Items from a data source —
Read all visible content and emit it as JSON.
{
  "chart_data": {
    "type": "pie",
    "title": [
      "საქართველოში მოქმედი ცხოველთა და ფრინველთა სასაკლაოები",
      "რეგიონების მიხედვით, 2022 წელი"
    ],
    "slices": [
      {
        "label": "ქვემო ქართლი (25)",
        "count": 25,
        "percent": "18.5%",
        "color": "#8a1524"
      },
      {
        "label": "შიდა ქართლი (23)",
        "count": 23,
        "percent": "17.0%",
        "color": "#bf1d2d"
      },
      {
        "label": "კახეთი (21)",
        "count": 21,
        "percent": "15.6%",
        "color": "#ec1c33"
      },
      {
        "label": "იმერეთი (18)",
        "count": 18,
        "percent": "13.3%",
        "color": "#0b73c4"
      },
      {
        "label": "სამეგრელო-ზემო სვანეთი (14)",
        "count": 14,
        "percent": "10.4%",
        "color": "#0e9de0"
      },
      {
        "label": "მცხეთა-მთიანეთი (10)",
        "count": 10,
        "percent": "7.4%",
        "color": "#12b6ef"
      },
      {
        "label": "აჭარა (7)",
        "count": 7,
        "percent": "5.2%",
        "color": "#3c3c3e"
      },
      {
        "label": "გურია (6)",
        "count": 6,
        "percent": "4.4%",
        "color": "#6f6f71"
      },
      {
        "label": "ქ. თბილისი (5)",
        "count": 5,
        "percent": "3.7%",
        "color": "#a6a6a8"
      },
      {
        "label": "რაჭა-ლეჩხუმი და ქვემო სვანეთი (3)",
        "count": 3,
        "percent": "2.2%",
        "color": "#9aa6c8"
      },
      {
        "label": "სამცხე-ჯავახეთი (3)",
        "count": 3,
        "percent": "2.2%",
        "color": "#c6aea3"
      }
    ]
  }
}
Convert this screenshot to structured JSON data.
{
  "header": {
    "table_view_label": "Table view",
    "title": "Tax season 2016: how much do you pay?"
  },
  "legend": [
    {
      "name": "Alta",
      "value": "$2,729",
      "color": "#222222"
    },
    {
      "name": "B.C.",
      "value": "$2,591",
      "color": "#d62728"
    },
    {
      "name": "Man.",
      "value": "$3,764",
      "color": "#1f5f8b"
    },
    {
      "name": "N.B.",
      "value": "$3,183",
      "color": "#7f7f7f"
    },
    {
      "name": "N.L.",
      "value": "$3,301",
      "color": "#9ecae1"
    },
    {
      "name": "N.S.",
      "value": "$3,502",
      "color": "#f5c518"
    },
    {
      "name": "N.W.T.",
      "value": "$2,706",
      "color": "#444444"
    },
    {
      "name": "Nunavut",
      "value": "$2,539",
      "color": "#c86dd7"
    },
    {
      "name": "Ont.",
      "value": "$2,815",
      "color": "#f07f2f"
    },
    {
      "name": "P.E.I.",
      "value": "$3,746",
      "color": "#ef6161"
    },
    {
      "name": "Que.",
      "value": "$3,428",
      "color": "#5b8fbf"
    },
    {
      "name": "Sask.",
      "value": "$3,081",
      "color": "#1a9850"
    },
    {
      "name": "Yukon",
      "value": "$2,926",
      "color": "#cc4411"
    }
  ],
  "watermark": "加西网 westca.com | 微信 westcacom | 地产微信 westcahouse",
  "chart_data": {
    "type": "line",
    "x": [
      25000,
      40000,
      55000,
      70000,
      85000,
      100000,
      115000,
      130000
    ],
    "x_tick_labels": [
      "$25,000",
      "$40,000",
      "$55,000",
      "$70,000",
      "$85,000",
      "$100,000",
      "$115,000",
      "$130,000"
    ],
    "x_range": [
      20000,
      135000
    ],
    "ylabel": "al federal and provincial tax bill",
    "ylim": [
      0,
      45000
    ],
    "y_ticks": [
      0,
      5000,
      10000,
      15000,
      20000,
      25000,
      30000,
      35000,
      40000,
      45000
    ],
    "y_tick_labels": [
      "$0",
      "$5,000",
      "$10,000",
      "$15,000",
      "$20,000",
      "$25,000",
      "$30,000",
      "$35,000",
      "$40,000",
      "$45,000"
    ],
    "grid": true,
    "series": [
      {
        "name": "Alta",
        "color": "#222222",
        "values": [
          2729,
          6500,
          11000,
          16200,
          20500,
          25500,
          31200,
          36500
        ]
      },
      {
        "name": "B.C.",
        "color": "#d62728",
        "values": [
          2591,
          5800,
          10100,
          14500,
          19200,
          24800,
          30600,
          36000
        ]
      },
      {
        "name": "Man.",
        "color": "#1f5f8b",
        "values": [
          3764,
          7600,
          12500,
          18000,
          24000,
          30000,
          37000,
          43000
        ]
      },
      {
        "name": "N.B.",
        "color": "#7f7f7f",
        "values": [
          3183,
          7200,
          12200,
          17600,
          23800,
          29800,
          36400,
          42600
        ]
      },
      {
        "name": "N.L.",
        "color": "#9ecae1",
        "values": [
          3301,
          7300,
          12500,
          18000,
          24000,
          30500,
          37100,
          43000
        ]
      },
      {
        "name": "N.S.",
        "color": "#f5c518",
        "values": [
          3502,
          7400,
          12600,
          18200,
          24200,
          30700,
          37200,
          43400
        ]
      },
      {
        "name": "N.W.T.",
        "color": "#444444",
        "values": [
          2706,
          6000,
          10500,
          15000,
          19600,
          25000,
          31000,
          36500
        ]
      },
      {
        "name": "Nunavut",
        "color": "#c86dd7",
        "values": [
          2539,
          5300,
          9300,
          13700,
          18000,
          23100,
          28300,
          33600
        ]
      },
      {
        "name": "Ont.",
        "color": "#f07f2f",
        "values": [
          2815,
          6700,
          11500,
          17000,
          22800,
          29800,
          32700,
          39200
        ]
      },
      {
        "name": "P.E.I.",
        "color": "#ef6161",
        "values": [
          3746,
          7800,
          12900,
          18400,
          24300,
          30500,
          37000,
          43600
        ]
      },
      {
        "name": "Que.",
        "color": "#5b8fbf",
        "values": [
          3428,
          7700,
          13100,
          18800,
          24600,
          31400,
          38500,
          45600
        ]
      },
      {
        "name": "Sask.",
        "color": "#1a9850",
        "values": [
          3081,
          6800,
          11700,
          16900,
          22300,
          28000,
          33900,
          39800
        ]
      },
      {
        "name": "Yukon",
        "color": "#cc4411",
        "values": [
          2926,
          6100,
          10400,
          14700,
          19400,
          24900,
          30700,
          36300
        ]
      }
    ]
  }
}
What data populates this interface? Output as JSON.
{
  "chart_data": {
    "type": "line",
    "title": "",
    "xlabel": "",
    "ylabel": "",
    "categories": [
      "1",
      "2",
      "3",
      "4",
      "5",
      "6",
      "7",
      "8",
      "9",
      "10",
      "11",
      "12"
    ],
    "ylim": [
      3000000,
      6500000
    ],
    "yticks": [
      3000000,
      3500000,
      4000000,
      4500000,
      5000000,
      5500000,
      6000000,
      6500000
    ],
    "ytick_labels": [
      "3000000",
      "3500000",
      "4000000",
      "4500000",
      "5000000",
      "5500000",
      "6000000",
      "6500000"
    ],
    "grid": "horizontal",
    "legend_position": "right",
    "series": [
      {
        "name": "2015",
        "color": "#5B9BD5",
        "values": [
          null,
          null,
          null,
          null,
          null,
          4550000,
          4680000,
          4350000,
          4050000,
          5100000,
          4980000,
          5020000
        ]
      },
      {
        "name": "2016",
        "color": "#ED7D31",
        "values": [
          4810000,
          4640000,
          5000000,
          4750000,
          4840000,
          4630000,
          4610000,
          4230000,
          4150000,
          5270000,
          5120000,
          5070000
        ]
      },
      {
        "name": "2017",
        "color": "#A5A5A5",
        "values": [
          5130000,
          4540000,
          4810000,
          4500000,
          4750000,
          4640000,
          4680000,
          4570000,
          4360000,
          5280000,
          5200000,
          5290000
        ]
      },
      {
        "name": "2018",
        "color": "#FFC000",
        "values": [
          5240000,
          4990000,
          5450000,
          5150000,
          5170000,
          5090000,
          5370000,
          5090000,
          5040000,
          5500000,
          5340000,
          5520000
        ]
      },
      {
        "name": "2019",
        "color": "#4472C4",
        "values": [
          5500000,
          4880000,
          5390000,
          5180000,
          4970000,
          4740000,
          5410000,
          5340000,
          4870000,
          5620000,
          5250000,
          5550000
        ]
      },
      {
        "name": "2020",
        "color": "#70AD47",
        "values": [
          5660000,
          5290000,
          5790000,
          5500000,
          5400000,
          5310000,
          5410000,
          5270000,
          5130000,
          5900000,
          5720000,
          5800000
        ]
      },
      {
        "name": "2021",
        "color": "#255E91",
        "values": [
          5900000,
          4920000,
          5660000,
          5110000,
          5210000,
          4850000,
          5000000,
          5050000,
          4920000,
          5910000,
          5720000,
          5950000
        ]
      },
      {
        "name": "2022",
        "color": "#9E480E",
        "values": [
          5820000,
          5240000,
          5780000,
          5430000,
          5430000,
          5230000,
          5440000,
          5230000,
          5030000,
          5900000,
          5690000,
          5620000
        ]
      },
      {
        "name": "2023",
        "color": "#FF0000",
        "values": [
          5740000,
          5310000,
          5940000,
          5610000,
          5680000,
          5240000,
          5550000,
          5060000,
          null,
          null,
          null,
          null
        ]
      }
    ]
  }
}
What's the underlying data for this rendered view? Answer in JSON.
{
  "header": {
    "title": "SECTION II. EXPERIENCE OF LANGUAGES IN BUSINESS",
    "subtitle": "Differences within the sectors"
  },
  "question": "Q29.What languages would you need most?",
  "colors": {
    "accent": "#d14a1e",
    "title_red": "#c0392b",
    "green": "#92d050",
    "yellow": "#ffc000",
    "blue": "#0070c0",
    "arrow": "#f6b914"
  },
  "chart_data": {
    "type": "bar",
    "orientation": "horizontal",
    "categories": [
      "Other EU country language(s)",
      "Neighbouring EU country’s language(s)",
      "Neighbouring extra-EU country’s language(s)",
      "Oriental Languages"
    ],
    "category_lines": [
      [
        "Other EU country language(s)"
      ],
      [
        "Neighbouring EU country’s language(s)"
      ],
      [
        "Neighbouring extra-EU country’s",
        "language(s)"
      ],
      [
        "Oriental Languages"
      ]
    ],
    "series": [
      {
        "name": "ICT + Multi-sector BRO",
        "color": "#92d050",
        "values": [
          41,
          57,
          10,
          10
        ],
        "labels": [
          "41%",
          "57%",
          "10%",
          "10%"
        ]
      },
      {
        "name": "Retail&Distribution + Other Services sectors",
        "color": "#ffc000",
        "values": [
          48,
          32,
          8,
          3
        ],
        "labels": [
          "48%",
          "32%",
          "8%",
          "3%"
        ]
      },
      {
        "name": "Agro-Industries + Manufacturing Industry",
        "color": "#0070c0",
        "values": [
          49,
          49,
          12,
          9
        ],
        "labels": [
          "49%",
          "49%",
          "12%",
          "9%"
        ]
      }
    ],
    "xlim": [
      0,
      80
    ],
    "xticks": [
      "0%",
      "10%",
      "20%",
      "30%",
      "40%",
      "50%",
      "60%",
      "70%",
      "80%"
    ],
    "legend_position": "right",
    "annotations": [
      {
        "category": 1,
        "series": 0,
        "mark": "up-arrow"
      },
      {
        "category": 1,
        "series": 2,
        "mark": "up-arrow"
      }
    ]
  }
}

THE PROBLEM — Say how many lines contain the string "What", giving nothing but the count.

RESULT FOR THIS EXERCISE — 3